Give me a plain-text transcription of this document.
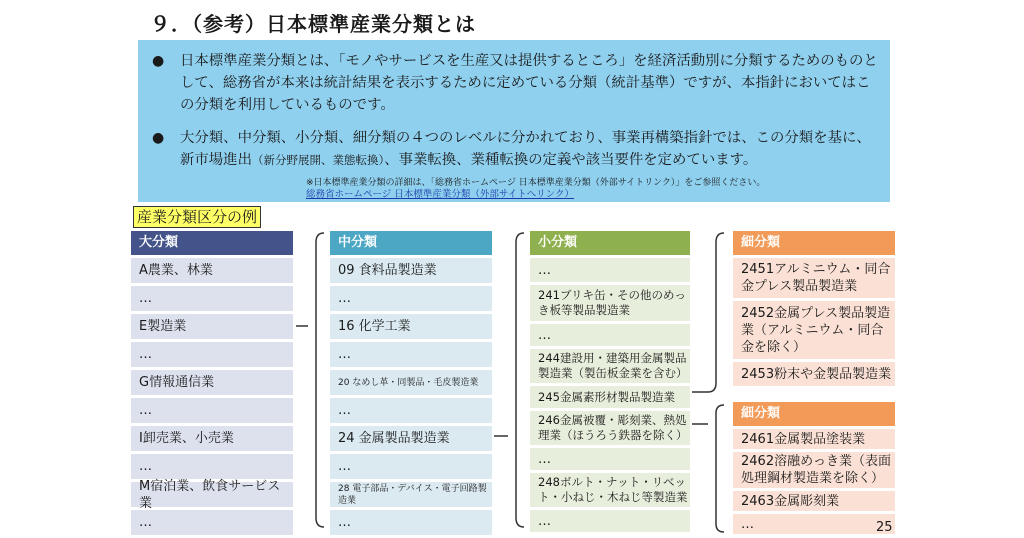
９．（参考）日本標準産業分類とは
● 日本標準産業分類とは、「モノやサービスを生産又は提供するところ」を経済活動別に分類するためのものとして、総務省が本来は統計結果を表示するために定めている分類（統計基準）ですが、本指針においてはこの分類を利用しているものです。
● 大分類、中分類、小分類、細分類の４つのレベルに分かれており、事業再構築指針では、この分類を基に、新市場進出（新分野展開、業態転換）、事業転換、業種転換の定義や該当要件を定めています。
※日本標準産業分類の詳細は、「総務省ホームページ 日本標準産業分類（外部サイトリンク）」をご参照ください。
総務省ホームページ 日本標準産業分類（外部サイトへリンク）
産業分類区分の例
大分類
A農業、林業
…
E製造業
…
G情報通信業
…
I卸売業、小売業
…
M宿泊業、飲食サービス業
…
中分類
09 食料品製造業
…
16 化学工業
…
20 なめし革・同製品・毛皮製造業
…
24 金属製品製造業
…
28 電子部品・デバイス・電子回路製造業
…
小分類
…
241ブリキ缶・その他のめっき板等製品製造業
…
244建設用・建築用金属製品製造業（製缶板金業を含む）
245金属素形材製品製造業
246金属被覆・彫刻業、熱処理業（ほうろう鉄器を除く）
…
248ボルト・ナット・リベット・小ねじ・木ねじ等製造業
…
細分類
2451アルミニウム・同合金プレス製品製造業
2452金属プレス製品製造業（アルミニウム・同合金を除く）
2453粉末や金製品製造業
細分類
2461金属製品塗装業
2462溶融めっき業（表面処理鋼材製造業を除く）
2463金属彫刻業
…	25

*Task objective*.
Reproduce every line exactly and omit all pictures.

*Exercise result*.
Give me a plain-text transcription of this document.
９．（参考）日本標準産業分類とは
● 日本標準産業分類とは、「モノやサービスを生産又は提供するところ」を経済活動別に分類するためのものとして、総務省が本来は統計結果を表示するために定めている分類（統計基準）ですが、本指針においてはこの分類を利用しているものです。
● 大分類、中分類、小分類、細分類の４つのレベルに分かれており、事業再構築指針では、この分類を基に、新市場進出（新分野展開、業態転換）、事業転換、業種転換の定義や該当要件を定めています。
※日本標準産業分類の詳細は、「総務省ホームページ 日本標準産業分類（外部サイトリンク）」をご参照ください。
総務省ホームページ 日本標準産業分類（外部サイトへリンク）
産業分類区分の例
大分類
A農業、林業
…
E製造業
…
G情報通信業
…
I卸売業、小売業
…
M宿泊業、飲食サービス業
…
中分類
09 食料品製造業
…
16 化学工業
…
20 なめし革・同製品・毛皮製造業
…
24 金属製品製造業
…
28 電子部品・デバイス・電子回路製造業
…
小分類
…
241ブリキ缶・その他のめっき板等製品製造業
…
244建設用・建築用金属製品製造業（製缶板金業を含む）
245金属素形材製品製造業
246金属被覆・彫刻業、熱処理業（ほうろう鉄器を除く）
…
248ボルト・ナット・リベット・小ねじ・木ねじ等製造業
…
細分類
2451アルミニウム・同合金プレス製品製造業
2452金属プレス製品製造業（アルミニウム・同合金を除く）
2453粉末や金製品製造業
細分類
2461金属製品塗装業
2462溶融めっき業（表面処理鋼材製造業を除く）
2463金属彫刻業
…	25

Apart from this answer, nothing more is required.